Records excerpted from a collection
--- Begin ---

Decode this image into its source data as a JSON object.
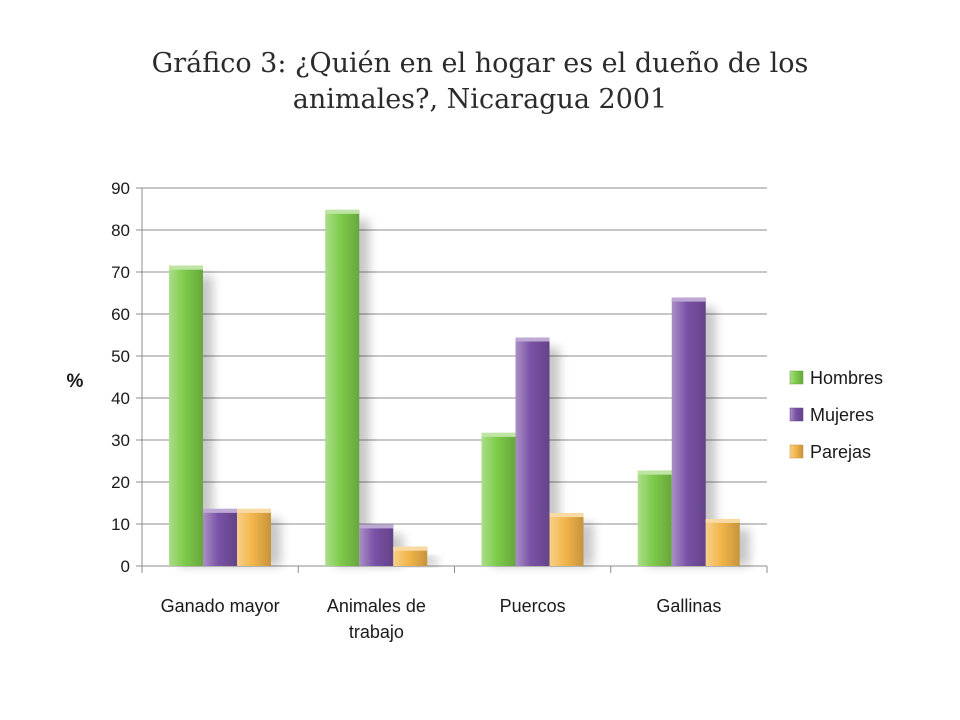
{
  "chart_data": {
    "type": "bar",
    "title_lines": [
      "Gráfico 3: ¿Quién en el hogar es el dueño de los",
      "animales?, Nicaragua 2001"
    ],
    "ylabel": "%",
    "ylim": [
      0,
      90
    ],
    "yticks": [
      0,
      10,
      20,
      30,
      40,
      50,
      60,
      70,
      80,
      90
    ],
    "grid": true,
    "legend_position": "right",
    "categories": [
      [
        "Ganado mayor"
      ],
      [
        "Animales de",
        "trabajo"
      ],
      [
        "Puercos"
      ],
      [
        "Gallinas"
      ]
    ],
    "series": [
      {
        "name": "Hombres",
        "color": "#7ecb4a",
        "values": [
          71.5,
          84.8,
          31.7,
          22.7
        ]
      },
      {
        "name": "Mujeres",
        "color": "#7a52a6",
        "values": [
          13.6,
          9.9,
          54.4,
          63.9
        ]
      },
      {
        "name": "Parejas",
        "color": "#f2b54a",
        "values": [
          13.6,
          4.6,
          12.6,
          11.2
        ]
      }
    ]
  }
}
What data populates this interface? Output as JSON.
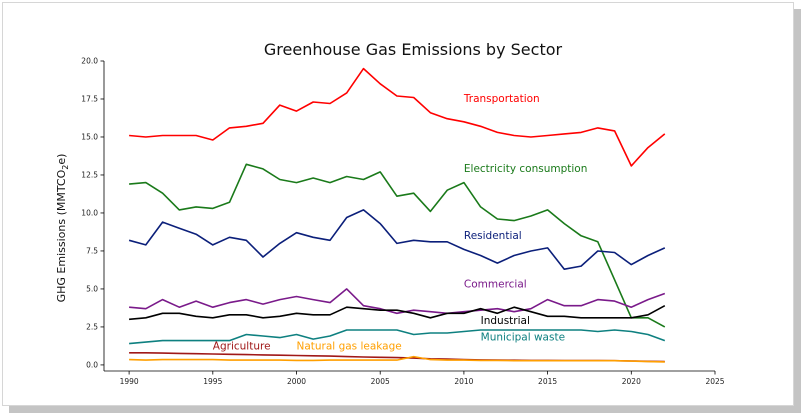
{
  "chart_data": {
    "type": "line",
    "title": "Greenhouse Gas Emissions by Sector",
    "xlabel": "",
    "ylabel": "GHG Emissions (MMTCO",
    "ylabel_sub": "2",
    "ylabel_end": "e)",
    "xlim": [
      1988.5,
      2025
    ],
    "ylim": [
      -0.4,
      20
    ],
    "xticks": [
      1990,
      1995,
      2000,
      2005,
      2010,
      2015,
      2020,
      2025
    ],
    "yticks": [
      0.0,
      2.5,
      5.0,
      7.5,
      10.0,
      12.5,
      15.0,
      17.5,
      20.0
    ],
    "grid": false,
    "x": [
      1990,
      1991,
      1992,
      1993,
      1994,
      1995,
      1996,
      1997,
      1998,
      1999,
      2000,
      2001,
      2002,
      2003,
      2004,
      2005,
      2006,
      2007,
      2008,
      2009,
      2010,
      2011,
      2012,
      2013,
      2014,
      2015,
      2016,
      2017,
      2018,
      2019,
      2020,
      2021,
      2022
    ],
    "series": [
      {
        "name": "Transportation",
        "color": "#ff0000",
        "label_at": [
          2010,
          17.3
        ],
        "values": [
          15.1,
          15.0,
          15.1,
          15.1,
          15.1,
          14.8,
          15.6,
          15.7,
          15.9,
          17.1,
          16.7,
          17.3,
          17.2,
          17.9,
          19.5,
          18.5,
          17.7,
          17.6,
          16.6,
          16.2,
          16.0,
          15.7,
          15.3,
          15.1,
          15.0,
          15.1,
          15.2,
          15.3,
          15.6,
          15.4,
          13.1,
          14.3,
          15.2
        ]
      },
      {
        "name": "Electricity consumption",
        "color": "#1a7a1a",
        "label_at": [
          2010,
          12.7
        ],
        "values": [
          11.9,
          12.0,
          11.3,
          10.2,
          10.4,
          10.3,
          10.7,
          13.2,
          12.9,
          12.2,
          12.0,
          12.3,
          12.0,
          12.4,
          12.2,
          12.7,
          11.1,
          11.3,
          10.1,
          11.5,
          12.0,
          10.4,
          9.6,
          9.5,
          9.8,
          10.2,
          9.3,
          8.5,
          8.1,
          5.6,
          3.1,
          3.1,
          2.5
        ]
      },
      {
        "name": "Residential",
        "color": "#0b1f7a",
        "label_at": [
          2010,
          8.3
        ],
        "values": [
          8.2,
          7.9,
          9.4,
          9.0,
          8.6,
          7.9,
          8.4,
          8.2,
          7.1,
          8.0,
          8.7,
          8.4,
          8.2,
          9.7,
          10.2,
          9.3,
          8.0,
          8.2,
          8.1,
          8.1,
          7.6,
          7.2,
          6.7,
          7.2,
          7.5,
          7.7,
          6.3,
          6.5,
          7.5,
          7.4,
          6.6,
          7.2,
          7.7
        ]
      },
      {
        "name": "Commercial",
        "color": "#7a1a8a",
        "label_at": [
          2010,
          5.1
        ],
        "values": [
          3.8,
          3.7,
          4.3,
          3.8,
          4.2,
          3.8,
          4.1,
          4.3,
          4.0,
          4.3,
          4.5,
          4.3,
          4.1,
          5.0,
          3.9,
          3.7,
          3.4,
          3.6,
          3.5,
          3.4,
          3.5,
          3.6,
          3.7,
          3.5,
          3.7,
          4.3,
          3.9,
          3.9,
          4.3,
          4.2,
          3.8,
          4.3,
          4.7
        ]
      },
      {
        "name": "Industrial",
        "color": "#000000",
        "label_at": [
          2011,
          2.7
        ],
        "values": [
          3.0,
          3.1,
          3.4,
          3.4,
          3.2,
          3.1,
          3.3,
          3.3,
          3.1,
          3.2,
          3.4,
          3.3,
          3.3,
          3.8,
          3.7,
          3.6,
          3.6,
          3.4,
          3.1,
          3.4,
          3.4,
          3.7,
          3.4,
          3.8,
          3.5,
          3.2,
          3.2,
          3.1,
          3.1,
          3.1,
          3.1,
          3.3,
          3.9
        ]
      },
      {
        "name": "Municipal waste",
        "color": "#0e8080",
        "label_at": [
          2011,
          1.6
        ],
        "values": [
          1.4,
          1.5,
          1.6,
          1.6,
          1.6,
          1.6,
          1.6,
          2.0,
          1.9,
          1.8,
          2.0,
          1.7,
          1.9,
          2.3,
          2.3,
          2.3,
          2.3,
          2.0,
          2.1,
          2.1,
          2.2,
          2.3,
          2.3,
          2.3,
          2.3,
          2.3,
          2.3,
          2.3,
          2.2,
          2.3,
          2.2,
          2.0,
          1.6
        ]
      },
      {
        "name": "Agriculture",
        "color": "#a01818",
        "label_at": [
          1995,
          1.0
        ],
        "values": [
          0.8,
          0.8,
          0.78,
          0.76,
          0.74,
          0.72,
          0.7,
          0.68,
          0.66,
          0.64,
          0.62,
          0.6,
          0.58,
          0.55,
          0.52,
          0.5,
          0.48,
          0.45,
          0.4,
          0.38,
          0.35,
          0.33,
          0.32,
          0.31,
          0.3,
          0.3,
          0.29,
          0.29,
          0.29,
          0.28,
          0.26,
          0.24,
          0.22
        ]
      },
      {
        "name": "Natural gas leakage",
        "color": "#ff9f00",
        "label_at": [
          2000,
          1.0
        ],
        "values": [
          0.35,
          0.32,
          0.35,
          0.35,
          0.35,
          0.35,
          0.32,
          0.32,
          0.32,
          0.32,
          0.3,
          0.3,
          0.32,
          0.32,
          0.32,
          0.32,
          0.32,
          0.55,
          0.35,
          0.32,
          0.32,
          0.3,
          0.3,
          0.28,
          0.28,
          0.28,
          0.28,
          0.28,
          0.28,
          0.28,
          0.25,
          0.22,
          0.2
        ]
      }
    ]
  }
}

--- End ---

• [TASK]
Report the number of lines that contain "this", with no other words.

• [RESPONSE TO THE TASK]
2